(Dataset items)
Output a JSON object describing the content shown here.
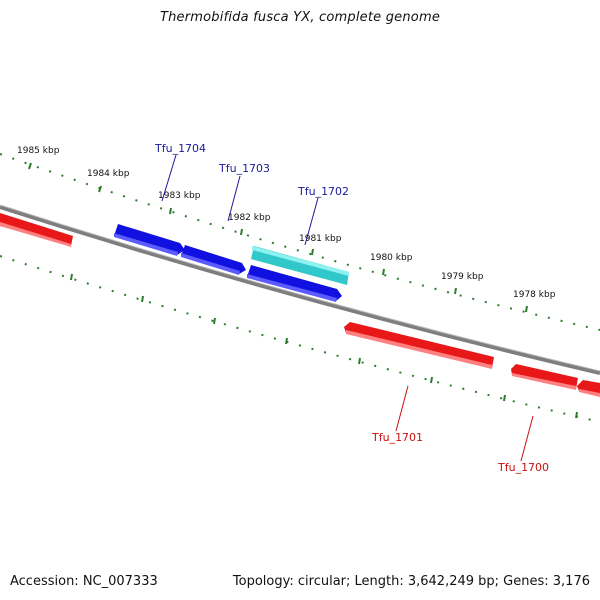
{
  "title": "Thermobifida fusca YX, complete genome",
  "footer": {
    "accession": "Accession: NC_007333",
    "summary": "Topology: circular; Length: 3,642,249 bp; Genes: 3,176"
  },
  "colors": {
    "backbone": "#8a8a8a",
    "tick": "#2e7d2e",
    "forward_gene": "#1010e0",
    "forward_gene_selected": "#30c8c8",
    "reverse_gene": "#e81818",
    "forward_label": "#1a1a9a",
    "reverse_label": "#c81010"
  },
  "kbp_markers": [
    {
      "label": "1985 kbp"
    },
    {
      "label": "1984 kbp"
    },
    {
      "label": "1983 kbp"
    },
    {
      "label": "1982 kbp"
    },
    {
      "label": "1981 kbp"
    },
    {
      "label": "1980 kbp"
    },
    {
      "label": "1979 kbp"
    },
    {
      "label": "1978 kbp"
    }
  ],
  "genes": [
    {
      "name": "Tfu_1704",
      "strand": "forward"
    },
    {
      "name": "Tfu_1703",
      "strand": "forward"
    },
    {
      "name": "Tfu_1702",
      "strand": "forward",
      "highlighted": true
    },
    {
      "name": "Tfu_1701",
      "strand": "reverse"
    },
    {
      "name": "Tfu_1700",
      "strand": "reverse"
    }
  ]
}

==

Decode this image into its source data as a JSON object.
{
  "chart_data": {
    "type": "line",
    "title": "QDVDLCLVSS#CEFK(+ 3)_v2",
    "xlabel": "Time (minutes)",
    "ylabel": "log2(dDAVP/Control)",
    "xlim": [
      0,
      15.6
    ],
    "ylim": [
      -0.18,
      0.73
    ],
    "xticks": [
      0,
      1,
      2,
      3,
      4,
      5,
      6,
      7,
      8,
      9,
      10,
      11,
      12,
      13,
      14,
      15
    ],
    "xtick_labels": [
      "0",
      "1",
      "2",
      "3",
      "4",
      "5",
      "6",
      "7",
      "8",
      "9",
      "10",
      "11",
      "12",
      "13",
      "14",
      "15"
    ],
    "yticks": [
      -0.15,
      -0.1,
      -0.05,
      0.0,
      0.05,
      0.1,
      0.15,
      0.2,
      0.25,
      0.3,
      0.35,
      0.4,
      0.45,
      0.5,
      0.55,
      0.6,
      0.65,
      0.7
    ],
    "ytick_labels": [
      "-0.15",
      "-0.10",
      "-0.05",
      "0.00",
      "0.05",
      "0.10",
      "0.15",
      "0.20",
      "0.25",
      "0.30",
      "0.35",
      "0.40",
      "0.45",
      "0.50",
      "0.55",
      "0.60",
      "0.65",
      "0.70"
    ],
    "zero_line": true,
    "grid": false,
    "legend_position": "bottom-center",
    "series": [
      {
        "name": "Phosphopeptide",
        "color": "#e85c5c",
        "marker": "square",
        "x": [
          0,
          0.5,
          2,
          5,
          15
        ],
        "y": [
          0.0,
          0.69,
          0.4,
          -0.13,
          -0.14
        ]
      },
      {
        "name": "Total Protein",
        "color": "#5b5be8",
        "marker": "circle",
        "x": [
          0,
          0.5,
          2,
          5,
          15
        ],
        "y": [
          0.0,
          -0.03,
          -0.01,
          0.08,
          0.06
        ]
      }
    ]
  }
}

> _What you are asked to do_: Lines above that have "title": copy each of them.

> _Answer to this exercise_:
  "title": "Thermobifida fusca YX, complete genome",
    "title": "QDVDLCLVSS#CEFK(+ 3)_v2",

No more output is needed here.